**SUPPLIED INFORMATION**
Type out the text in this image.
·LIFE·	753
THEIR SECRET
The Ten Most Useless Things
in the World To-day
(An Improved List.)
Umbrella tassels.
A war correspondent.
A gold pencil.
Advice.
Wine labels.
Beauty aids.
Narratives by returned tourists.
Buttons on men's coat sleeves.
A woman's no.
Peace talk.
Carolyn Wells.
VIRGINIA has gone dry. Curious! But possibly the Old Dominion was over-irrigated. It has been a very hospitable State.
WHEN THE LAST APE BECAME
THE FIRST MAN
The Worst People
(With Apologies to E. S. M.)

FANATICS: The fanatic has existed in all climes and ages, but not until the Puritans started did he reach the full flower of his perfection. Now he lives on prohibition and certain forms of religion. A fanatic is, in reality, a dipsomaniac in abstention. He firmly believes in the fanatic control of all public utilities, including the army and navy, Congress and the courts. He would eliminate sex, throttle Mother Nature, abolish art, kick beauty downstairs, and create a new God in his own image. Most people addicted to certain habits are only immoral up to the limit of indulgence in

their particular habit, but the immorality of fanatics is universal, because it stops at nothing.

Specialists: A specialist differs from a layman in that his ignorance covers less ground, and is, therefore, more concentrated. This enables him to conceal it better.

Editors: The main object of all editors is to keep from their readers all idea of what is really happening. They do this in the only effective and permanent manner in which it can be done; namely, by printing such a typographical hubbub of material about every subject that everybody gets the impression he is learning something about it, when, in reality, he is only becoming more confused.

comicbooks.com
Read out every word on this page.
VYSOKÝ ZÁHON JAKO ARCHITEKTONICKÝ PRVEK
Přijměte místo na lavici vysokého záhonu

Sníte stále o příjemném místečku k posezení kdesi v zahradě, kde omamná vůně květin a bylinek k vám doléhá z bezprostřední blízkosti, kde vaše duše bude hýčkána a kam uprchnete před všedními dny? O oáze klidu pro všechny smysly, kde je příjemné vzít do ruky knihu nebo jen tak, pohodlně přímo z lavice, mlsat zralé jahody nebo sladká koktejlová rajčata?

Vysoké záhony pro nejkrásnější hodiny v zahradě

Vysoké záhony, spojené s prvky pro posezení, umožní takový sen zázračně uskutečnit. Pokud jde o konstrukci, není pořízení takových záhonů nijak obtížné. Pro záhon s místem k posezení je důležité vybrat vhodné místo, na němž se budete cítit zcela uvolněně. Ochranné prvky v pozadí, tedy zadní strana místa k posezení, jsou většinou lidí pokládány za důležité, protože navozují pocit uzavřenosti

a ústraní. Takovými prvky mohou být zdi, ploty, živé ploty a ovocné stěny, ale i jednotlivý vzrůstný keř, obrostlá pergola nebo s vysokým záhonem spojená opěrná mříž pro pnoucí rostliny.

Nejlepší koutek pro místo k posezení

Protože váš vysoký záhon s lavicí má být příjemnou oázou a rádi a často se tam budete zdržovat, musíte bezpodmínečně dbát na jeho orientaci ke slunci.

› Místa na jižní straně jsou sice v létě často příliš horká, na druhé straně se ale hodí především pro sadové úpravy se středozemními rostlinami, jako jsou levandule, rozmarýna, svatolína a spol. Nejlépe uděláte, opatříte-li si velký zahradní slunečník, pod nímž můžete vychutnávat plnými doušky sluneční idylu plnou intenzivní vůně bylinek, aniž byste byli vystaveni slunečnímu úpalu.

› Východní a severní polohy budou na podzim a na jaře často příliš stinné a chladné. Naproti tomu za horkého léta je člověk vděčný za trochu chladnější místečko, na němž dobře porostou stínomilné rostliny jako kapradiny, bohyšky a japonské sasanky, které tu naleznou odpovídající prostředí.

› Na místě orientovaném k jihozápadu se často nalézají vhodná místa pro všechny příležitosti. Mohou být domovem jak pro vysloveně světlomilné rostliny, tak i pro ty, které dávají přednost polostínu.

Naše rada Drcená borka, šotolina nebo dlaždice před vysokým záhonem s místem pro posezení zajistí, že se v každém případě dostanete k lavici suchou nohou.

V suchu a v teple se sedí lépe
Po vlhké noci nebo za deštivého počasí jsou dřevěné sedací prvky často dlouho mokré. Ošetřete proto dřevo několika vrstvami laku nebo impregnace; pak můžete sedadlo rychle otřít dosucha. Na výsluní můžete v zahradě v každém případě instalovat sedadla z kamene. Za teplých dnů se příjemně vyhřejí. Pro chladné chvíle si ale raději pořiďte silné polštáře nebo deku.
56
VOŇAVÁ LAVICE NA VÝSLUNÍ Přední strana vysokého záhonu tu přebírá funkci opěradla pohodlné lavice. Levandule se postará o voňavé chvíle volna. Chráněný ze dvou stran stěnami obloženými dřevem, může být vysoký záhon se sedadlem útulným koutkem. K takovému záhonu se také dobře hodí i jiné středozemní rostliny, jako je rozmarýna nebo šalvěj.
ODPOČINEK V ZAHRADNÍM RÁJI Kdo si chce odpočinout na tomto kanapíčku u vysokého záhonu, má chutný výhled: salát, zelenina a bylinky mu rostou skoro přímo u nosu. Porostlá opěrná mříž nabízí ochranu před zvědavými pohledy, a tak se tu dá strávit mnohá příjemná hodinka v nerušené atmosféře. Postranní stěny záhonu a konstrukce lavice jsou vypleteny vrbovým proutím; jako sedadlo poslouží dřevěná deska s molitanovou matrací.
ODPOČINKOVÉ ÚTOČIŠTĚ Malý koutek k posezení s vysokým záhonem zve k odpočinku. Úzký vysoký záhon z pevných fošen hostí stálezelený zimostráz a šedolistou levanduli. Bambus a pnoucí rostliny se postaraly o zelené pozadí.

**TASK DESCRIPTION**
The data above must be returned in full, exactly as written.

**RESULT OF THIS TASK**
Type out the text in this image.
·LIFE·	753
THEIR SECRET
The Ten Most Useless Things
in the World To-day
(An Improved List.)
Umbrella tassels.
A war correspondent.
A gold pencil.
Advice.
Wine labels.
Beauty aids.
Narratives by returned tourists.
Buttons on men's coat sleeves.
A woman's no.
Peace talk.
Carolyn Wells.
VIRGINIA has gone dry. Curious! But possibly the Old Dominion was over-irrigated. It has been a very hospitable State.
WHEN THE LAST APE BECAME
THE FIRST MAN
The Worst People
(With Apologies to E. S. M.)

FANATICS: The fanatic has existed in all climes and ages, but not until the Puritans started did he reach the full flower of his perfection. Now he lives on prohibition and certain forms of religion. A fanatic is, in reality, a dipsomaniac in abstention. He firmly believes in the fanatic control of all public utilities, including the army and navy, Congress and the courts. He would eliminate sex, throttle Mother Nature, abolish art, kick beauty downstairs, and create a new God in his own image. Most people addicted to certain habits are only immoral up to the limit of indulgence in

their particular habit, but the immorality of fanatics is universal, because it stops at nothing.

Specialists: A specialist differs from a layman in that his ignorance covers less ground, and is, therefore, more concentrated. This enables him to conceal it better.

Editors: The main object of all editors is to keep from their readers all idea of what is really happening. They do this in the only effective and permanent manner in which it can be done; namely, by printing such a typographical hubbub of material about every subject that everybody gets the impression he is learning something about it, when, in reality, he is only becoming more confused.

comicbooks.com
Read out every word on this page.
VYSOKÝ ZÁHON JAKO ARCHITEKTONICKÝ PRVEK
Přijměte místo na lavici vysokého záhonu

Sníte stále o příjemném místečku k posezení kdesi v zahradě, kde omamná vůně květin a bylinek k vám doléhá z bezprostřední blízkosti, kde vaše duše bude hýčkána a kam uprchnete před všedními dny? O oáze klidu pro všechny smysly, kde je příjemné vzít do ruky knihu nebo jen tak, pohodlně přímo z lavice, mlsat zralé jahody nebo sladká koktejlová rajčata?

Vysoké záhony pro nejkrásnější hodiny v zahradě

Vysoké záhony, spojené s prvky pro posezení, umožní takový sen zázračně uskutečnit. Pokud jde o konstrukci, není pořízení takových záhonů nijak obtížné. Pro záhon s místem k posezení je důležité vybrat vhodné místo, na němž se budete cítit zcela uvolněně. Ochranné prvky v pozadí, tedy zadní strana místa k posezení, jsou většinou lidí pokládány za důležité, protože navozují pocit uzavřenosti

a ústraní. Takovými prvky mohou být zdi, ploty, živé ploty a ovocné stěny, ale i jednotlivý vzrůstný keř, obrostlá pergola nebo s vysokým záhonem spojená opěrná mříž pro pnoucí rostliny.

Nejlepší koutek pro místo k posezení

Protože váš vysoký záhon s lavicí má být příjemnou oázou a rádi a často se tam budete zdržovat, musíte bezpodmínečně dbát na jeho orientaci ke slunci.

› Místa na jižní straně jsou sice v létě často příliš horká, na druhé straně se ale hodí především pro sadové úpravy se středozemními rostlinami, jako jsou levandule, rozmarýna, svatolína a spol. Nejlépe uděláte, opatříte-li si velký zahradní slunečník, pod nímž můžete vychutnávat plnými doušky sluneční idylu plnou intenzivní vůně bylinek, aniž byste byli vystaveni slunečnímu úpalu.

› Východní a severní polohy budou na podzim a na jaře často příliš stinné a chladné. Naproti tomu za horkého léta je člověk vděčný za trochu chladnější místečko, na němž dobře porostou stínomilné rostliny jako kapradiny, bohyšky a japonské sasanky, které tu naleznou odpovídající prostředí.

› Na místě orientovaném k jihozápadu se často nalézají vhodná místa pro všechny příležitosti. Mohou být domovem jak pro vysloveně světlomilné rostliny, tak i pro ty, které dávají přednost polostínu.

Naše rada Drcená borka, šotolina nebo dlaždice před vysokým záhonem s místem pro posezení zajistí, že se v každém případě dostanete k lavici suchou nohou.

V suchu a v teple se sedí lépe
Po vlhké noci nebo za deštivého počasí jsou dřevěné sedací prvky často dlouho mokré. Ošetřete proto dřevo několika vrstvami laku nebo impregnace; pak můžete sedadlo rychle otřít dosucha. Na výsluní můžete v zahradě v každém případě instalovat sedadla z kamene. Za teplých dnů se příjemně vyhřejí. Pro chladné chvíle si ale raději pořiďte silné polštáře nebo deku.
56
VOŇAVÁ LAVICE NA VÝSLUNÍ Přední strana vysokého záhonu tu přebírá funkci opěradla pohodlné lavice. Levandule se postará o voňavé chvíle volna. Chráněný ze dvou stran stěnami obloženými dřevem, může být vysoký záhon se sedadlem útulným koutkem. K takovému záhonu se také dobře hodí i jiné středozemní rostliny, jako je rozmarýna nebo šalvěj.
ODPOČINEK V ZAHRADNÍM RÁJI Kdo si chce odpočinout na tomto kanapíčku u vysokého záhonu, má chutný výhled: salát, zelenina a bylinky mu rostou skoro přímo u nosu. Porostlá opěrná mříž nabízí ochranu před zvědavými pohledy, a tak se tu dá strávit mnohá příjemná hodinka v nerušené atmosféře. Postranní stěny záhonu a konstrukce lavice jsou vypleteny vrbovým proutím; jako sedadlo poslouží dřevěná deska s molitanovou matrací.
ODPOČINKOVÉ ÚTOČIŠTĚ Malý koutek k posezení s vysokým záhonem zve k odpočinku. Úzký vysoký záhon z pevných fošen hostí stálezelený zimostráz a šedolistou levanduli. Bambus a pnoucí rostliny se postaraly o zelené pozadí.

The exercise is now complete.